• [TASK STATEMENT]:
Repeat each record below exactly as given.

• [GIVEN ENTRIES]:

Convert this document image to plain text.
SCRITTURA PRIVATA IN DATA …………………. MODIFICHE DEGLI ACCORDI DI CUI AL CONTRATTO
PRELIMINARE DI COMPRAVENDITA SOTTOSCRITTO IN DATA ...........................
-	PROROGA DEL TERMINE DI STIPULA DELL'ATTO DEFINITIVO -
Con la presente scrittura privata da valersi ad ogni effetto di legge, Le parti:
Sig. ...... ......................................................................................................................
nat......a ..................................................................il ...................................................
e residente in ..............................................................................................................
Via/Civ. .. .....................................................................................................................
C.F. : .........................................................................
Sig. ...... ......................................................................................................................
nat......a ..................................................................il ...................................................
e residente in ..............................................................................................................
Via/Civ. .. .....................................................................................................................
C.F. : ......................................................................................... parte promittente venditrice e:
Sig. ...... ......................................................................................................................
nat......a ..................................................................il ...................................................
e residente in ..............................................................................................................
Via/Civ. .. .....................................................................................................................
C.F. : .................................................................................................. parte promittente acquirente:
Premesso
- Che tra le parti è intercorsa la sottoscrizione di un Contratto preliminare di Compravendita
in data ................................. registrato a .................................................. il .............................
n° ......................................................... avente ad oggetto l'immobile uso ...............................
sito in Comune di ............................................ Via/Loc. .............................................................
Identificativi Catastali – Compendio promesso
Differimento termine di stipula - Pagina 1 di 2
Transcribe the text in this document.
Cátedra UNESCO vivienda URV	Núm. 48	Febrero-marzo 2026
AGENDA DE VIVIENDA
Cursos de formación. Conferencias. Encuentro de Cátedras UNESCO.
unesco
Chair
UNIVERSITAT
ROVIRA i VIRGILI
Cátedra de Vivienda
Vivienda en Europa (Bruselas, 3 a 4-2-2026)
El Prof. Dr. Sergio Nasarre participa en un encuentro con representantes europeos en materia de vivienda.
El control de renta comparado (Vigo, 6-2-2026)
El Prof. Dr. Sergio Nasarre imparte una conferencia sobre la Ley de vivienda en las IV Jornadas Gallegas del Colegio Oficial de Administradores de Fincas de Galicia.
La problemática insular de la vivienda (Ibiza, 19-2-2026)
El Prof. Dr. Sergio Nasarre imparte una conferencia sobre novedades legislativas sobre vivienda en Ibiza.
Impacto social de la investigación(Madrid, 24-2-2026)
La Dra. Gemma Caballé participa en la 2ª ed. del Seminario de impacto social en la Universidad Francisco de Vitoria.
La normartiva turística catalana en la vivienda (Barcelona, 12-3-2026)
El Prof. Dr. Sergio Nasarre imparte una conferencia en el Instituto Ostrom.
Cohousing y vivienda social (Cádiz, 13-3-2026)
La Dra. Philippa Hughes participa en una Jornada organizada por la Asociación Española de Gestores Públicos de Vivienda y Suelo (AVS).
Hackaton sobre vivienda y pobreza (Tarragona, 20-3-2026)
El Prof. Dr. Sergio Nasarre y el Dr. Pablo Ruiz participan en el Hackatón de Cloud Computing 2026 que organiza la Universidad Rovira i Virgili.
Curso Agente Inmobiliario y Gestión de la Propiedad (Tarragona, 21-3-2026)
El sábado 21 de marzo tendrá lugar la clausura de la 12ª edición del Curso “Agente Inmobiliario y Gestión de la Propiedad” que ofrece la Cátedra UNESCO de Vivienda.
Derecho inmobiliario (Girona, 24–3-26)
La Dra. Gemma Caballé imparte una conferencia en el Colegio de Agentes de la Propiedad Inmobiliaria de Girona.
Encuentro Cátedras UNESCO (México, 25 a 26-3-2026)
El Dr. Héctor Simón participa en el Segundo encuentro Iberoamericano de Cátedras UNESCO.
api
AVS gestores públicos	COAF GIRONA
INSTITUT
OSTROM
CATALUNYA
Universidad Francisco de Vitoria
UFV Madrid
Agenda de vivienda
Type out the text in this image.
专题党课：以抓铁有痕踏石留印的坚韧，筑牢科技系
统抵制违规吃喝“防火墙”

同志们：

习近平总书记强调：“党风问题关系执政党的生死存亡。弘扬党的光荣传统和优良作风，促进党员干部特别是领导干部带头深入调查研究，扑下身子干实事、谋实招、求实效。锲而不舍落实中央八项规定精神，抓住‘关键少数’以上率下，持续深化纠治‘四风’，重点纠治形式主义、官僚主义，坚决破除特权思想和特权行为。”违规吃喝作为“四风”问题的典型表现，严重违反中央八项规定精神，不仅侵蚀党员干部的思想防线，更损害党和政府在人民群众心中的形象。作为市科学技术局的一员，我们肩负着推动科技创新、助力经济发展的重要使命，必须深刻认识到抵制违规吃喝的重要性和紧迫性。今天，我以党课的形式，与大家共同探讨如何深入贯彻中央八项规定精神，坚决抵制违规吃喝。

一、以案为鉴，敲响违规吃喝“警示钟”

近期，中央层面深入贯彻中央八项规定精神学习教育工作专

• [EXERCISE SOLUTION]:
Convert this document image to plain text.
SCRITTURA PRIVATA IN DATA …………………. MODIFICHE DEGLI ACCORDI DI CUI AL CONTRATTO
PRELIMINARE DI COMPRAVENDITA SOTTOSCRITTO IN DATA ...........................
-	PROROGA DEL TERMINE DI STIPULA DELL'ATTO DEFINITIVO -
Con la presente scrittura privata da valersi ad ogni effetto di legge, Le parti:
Sig. ...... ......................................................................................................................
nat......a ..................................................................il ...................................................
e residente in ..............................................................................................................
Via/Civ. .. .....................................................................................................................
C.F. : .........................................................................
Sig. ...... ......................................................................................................................
nat......a ..................................................................il ...................................................
e residente in ..............................................................................................................
Via/Civ. .. .....................................................................................................................
C.F. : ......................................................................................... parte promittente venditrice e:
Sig. ...... ......................................................................................................................
nat......a ..................................................................il ...................................................
e residente in ..............................................................................................................
Via/Civ. .. .....................................................................................................................
C.F. : .................................................................................................. parte promittente acquirente:
Premesso
- Che tra le parti è intercorsa la sottoscrizione di un Contratto preliminare di Compravendita
in data ................................. registrato a .................................................. il .............................
n° ......................................................... avente ad oggetto l'immobile uso ...............................
sito in Comune di ............................................ Via/Loc. .............................................................
Identificativi Catastali – Compendio promesso
Differimento termine di stipula - Pagina 1 di 2
Transcribe the text in this document.
Cátedra UNESCO vivienda URV	Núm. 48	Febrero-marzo 2026
AGENDA DE VIVIENDA
Cursos de formación. Conferencias. Encuentro de Cátedras UNESCO.
unesco
Chair
UNIVERSITAT
ROVIRA i VIRGILI
Cátedra de Vivienda
Vivienda en Europa (Bruselas, 3 a 4-2-2026)
El Prof. Dr. Sergio Nasarre participa en un encuentro con representantes europeos en materia de vivienda.
El control de renta comparado (Vigo, 6-2-2026)
El Prof. Dr. Sergio Nasarre imparte una conferencia sobre la Ley de vivienda en las IV Jornadas Gallegas del Colegio Oficial de Administradores de Fincas de Galicia.
La problemática insular de la vivienda (Ibiza, 19-2-2026)
El Prof. Dr. Sergio Nasarre imparte una conferencia sobre novedades legislativas sobre vivienda en Ibiza.
Impacto social de la investigación(Madrid, 24-2-2026)
La Dra. Gemma Caballé participa en la 2ª ed. del Seminario de impacto social en la Universidad Francisco de Vitoria.
La normartiva turística catalana en la vivienda (Barcelona, 12-3-2026)
El Prof. Dr. Sergio Nasarre imparte una conferencia en el Instituto Ostrom.
Cohousing y vivienda social (Cádiz, 13-3-2026)
La Dra. Philippa Hughes participa en una Jornada organizada por la Asociación Española de Gestores Públicos de Vivienda y Suelo (AVS).
Hackaton sobre vivienda y pobreza (Tarragona, 20-3-2026)
El Prof. Dr. Sergio Nasarre y el Dr. Pablo Ruiz participan en el Hackatón de Cloud Computing 2026 que organiza la Universidad Rovira i Virgili.
Curso Agente Inmobiliario y Gestión de la Propiedad (Tarragona, 21-3-2026)
El sábado 21 de marzo tendrá lugar la clausura de la 12ª edición del Curso “Agente Inmobiliario y Gestión de la Propiedad” que ofrece la Cátedra UNESCO de Vivienda.
Derecho inmobiliario (Girona, 24–3-26)
La Dra. Gemma Caballé imparte una conferencia en el Colegio de Agentes de la Propiedad Inmobiliaria de Girona.
Encuentro Cátedras UNESCO (México, 25 a 26-3-2026)
El Dr. Héctor Simón participa en el Segundo encuentro Iberoamericano de Cátedras UNESCO.
api
AVS gestores públicos	COAF GIRONA
INSTITUT
OSTROM
CATALUNYA
Universidad Francisco de Vitoria
UFV Madrid
Agenda de vivienda
Type out the text in this image.
专题党课：以抓铁有痕踏石留印的坚韧，筑牢科技系
统抵制违规吃喝“防火墙”

同志们：

习近平总书记强调：“党风问题关系执政党的生死存亡。弘扬党的光荣传统和优良作风，促进党员干部特别是领导干部带头深入调查研究，扑下身子干实事、谋实招、求实效。锲而不舍落实中央八项规定精神，抓住‘关键少数’以上率下，持续深化纠治‘四风’，重点纠治形式主义、官僚主义，坚决破除特权思想和特权行为。”违规吃喝作为“四风”问题的典型表现，严重违反中央八项规定精神，不仅侵蚀党员干部的思想防线，更损害党和政府在人民群众心中的形象。作为市科学技术局的一员，我们肩负着推动科技创新、助力经济发展的重要使命，必须深刻认识到抵制违规吃喝的重要性和紧迫性。今天，我以党课的形式，与大家共同探讨如何深入贯彻中央八项规定精神，坚决抵制违规吃喝。

一、以案为鉴，敲响违规吃喝“警示钟”

近期，中央层面深入贯彻中央八项规定精神学习教育工作专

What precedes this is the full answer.